-- Exercise goal --
Exactly reproduce each line of the listing that follows.

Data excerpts
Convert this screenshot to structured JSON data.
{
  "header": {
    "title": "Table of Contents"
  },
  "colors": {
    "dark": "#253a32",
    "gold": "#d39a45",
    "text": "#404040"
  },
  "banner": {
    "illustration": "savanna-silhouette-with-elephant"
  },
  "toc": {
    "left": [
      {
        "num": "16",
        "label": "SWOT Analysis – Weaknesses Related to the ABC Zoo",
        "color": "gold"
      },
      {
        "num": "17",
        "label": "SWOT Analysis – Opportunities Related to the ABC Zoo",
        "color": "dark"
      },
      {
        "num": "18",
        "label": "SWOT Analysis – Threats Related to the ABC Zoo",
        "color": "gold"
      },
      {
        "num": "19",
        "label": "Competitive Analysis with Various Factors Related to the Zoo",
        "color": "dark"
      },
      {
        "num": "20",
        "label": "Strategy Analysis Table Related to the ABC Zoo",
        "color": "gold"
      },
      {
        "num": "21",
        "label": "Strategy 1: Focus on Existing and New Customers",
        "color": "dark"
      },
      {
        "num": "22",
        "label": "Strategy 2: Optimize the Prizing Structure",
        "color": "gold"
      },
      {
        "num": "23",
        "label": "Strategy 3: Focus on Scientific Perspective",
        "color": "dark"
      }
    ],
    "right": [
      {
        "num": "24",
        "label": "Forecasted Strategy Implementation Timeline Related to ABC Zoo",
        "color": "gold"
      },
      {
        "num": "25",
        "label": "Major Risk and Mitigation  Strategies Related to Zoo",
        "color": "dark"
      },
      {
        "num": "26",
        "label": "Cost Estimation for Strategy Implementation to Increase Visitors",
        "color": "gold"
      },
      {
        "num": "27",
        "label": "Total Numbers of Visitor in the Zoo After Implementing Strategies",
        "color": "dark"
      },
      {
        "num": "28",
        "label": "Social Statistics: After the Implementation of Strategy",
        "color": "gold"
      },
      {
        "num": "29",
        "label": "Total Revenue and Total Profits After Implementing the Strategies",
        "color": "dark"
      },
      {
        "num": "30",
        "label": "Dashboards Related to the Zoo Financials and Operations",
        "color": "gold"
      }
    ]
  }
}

-- Written answer --
Convert this screenshot to structured JSON data.
{
  "header": {
    "title": "Table of Contents"
  },
  "colors": {
    "dark": "#253a32",
    "gold": "#d39a45",
    "text": "#404040"
  },
  "banner": {
    "illustration": "savanna-silhouette-with-elephant"
  },
  "toc": {
    "left": [
      {
        "num": "16",
        "label": "SWOT Analysis – Weaknesses Related to the ABC Zoo",
        "color": "gold"
      },
      {
        "num": "17",
        "label": "SWOT Analysis – Opportunities Related to the ABC Zoo",
        "color": "dark"
      },
      {
        "num": "18",
        "label": "SWOT Analysis – Threats Related to the ABC Zoo",
        "color": "gold"
      },
      {
        "num": "19",
        "label": "Competitive Analysis with Various Factors Related to the Zoo",
        "color": "dark"
      },
      {
        "num": "20",
        "label": "Strategy Analysis Table Related to the ABC Zoo",
        "color": "gold"
      },
      {
        "num": "21",
        "label": "Strategy 1: Focus on Existing and New Customers",
        "color": "dark"
      },
      {
        "num": "22",
        "label": "Strategy 2: Optimize the Prizing Structure",
        "color": "gold"
      },
      {
        "num": "23",
        "label": "Strategy 3: Focus on Scientific Perspective",
        "color": "dark"
      }
    ],
    "right": [
      {
        "num": "24",
        "label": "Forecasted Strategy Implementation Timeline Related to ABC Zoo",
        "color": "gold"
      },
      {
        "num": "25",
        "label": "Major Risk and Mitigation  Strategies Related to Zoo",
        "color": "dark"
      },
      {
        "num": "26",
        "label": "Cost Estimation for Strategy Implementation to Increase Visitors",
        "color": "gold"
      },
      {
        "num": "27",
        "label": "Total Numbers of Visitor in the Zoo After Implementing Strategies",
        "color": "dark"
      },
      {
        "num": "28",
        "label": "Social Statistics: After the Implementation of Strategy",
        "color": "gold"
      },
      {
        "num": "29",
        "label": "Total Revenue and Total Profits After Implementing the Strategies",
        "color": "dark"
      },
      {
        "num": "30",
        "label": "Dashboards Related to the Zoo Financials and Operations",
        "color": "gold"
      }
    ]
  }
}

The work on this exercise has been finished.